Aim of the exercise:
Omit every picture and output the rest of the records exactly as they are.
------------------------------------------------------------
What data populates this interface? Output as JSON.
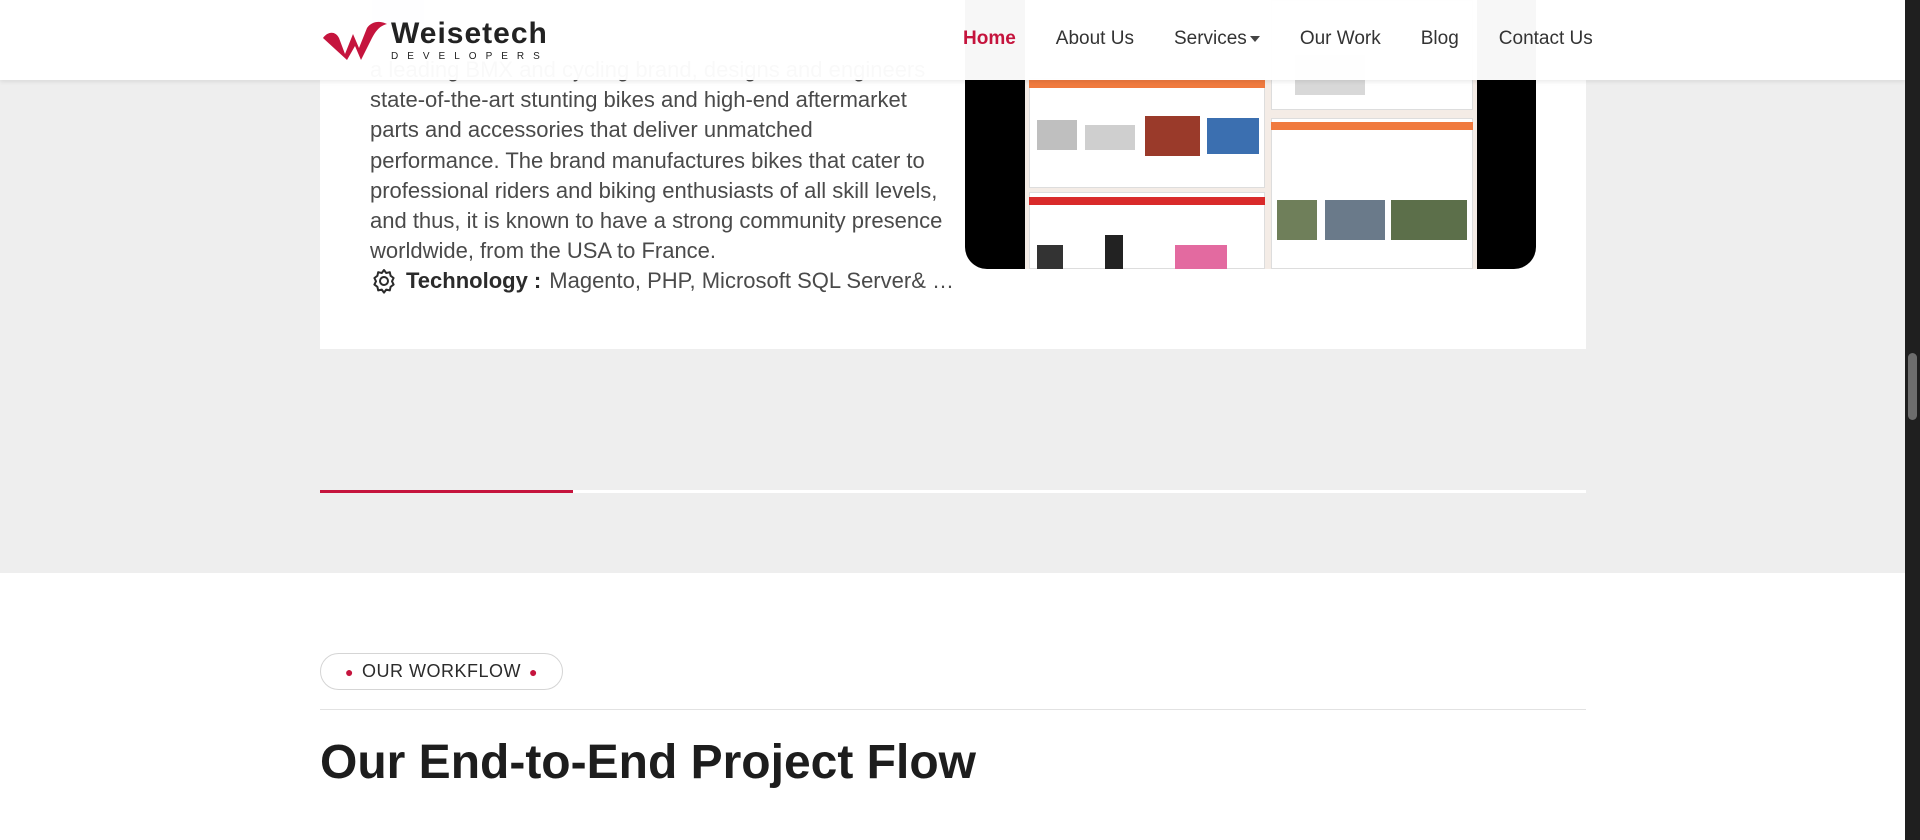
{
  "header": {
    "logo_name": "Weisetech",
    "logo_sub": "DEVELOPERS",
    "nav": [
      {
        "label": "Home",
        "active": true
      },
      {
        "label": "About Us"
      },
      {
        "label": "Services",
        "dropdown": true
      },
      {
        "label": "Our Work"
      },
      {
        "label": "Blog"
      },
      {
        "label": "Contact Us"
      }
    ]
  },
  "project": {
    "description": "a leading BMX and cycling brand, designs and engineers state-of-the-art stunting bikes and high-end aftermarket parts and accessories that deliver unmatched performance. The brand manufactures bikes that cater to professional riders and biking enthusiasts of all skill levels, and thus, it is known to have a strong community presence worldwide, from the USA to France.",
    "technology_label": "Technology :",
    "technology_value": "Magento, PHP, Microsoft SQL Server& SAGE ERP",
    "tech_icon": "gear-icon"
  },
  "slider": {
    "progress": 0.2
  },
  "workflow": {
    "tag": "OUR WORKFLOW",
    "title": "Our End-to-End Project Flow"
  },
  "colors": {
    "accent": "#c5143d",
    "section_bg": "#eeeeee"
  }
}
------------------------------------------------------------
Written response:
What data populates this interface? Output as JSON.
{
  "header": {
    "logo_name": "Weisetech",
    "logo_sub": "DEVELOPERS",
    "nav": [
      {
        "label": "Home",
        "active": true
      },
      {
        "label": "About Us"
      },
      {
        "label": "Services",
        "dropdown": true
      },
      {
        "label": "Our Work"
      },
      {
        "label": "Blog"
      },
      {
        "label": "Contact Us"
      }
    ]
  },
  "project": {
    "description": "a leading BMX and cycling brand, designs and engineers state-of-the-art stunting bikes and high-end aftermarket parts and accessories that deliver unmatched performance. The brand manufactures bikes that cater to professional riders and biking enthusiasts of all skill levels, and thus, it is known to have a strong community presence worldwide, from the USA to France.",
    "technology_label": "Technology :",
    "technology_value": "Magento, PHP, Microsoft SQL Server& SAGE ERP",
    "tech_icon": "gear-icon"
  },
  "slider": {
    "progress": 0.2
  },
  "workflow": {
    "tag": "OUR WORKFLOW",
    "title": "Our End-to-End Project Flow"
  },
  "colors": {
    "accent": "#c5143d",
    "section_bg": "#eeeeee"
  }
}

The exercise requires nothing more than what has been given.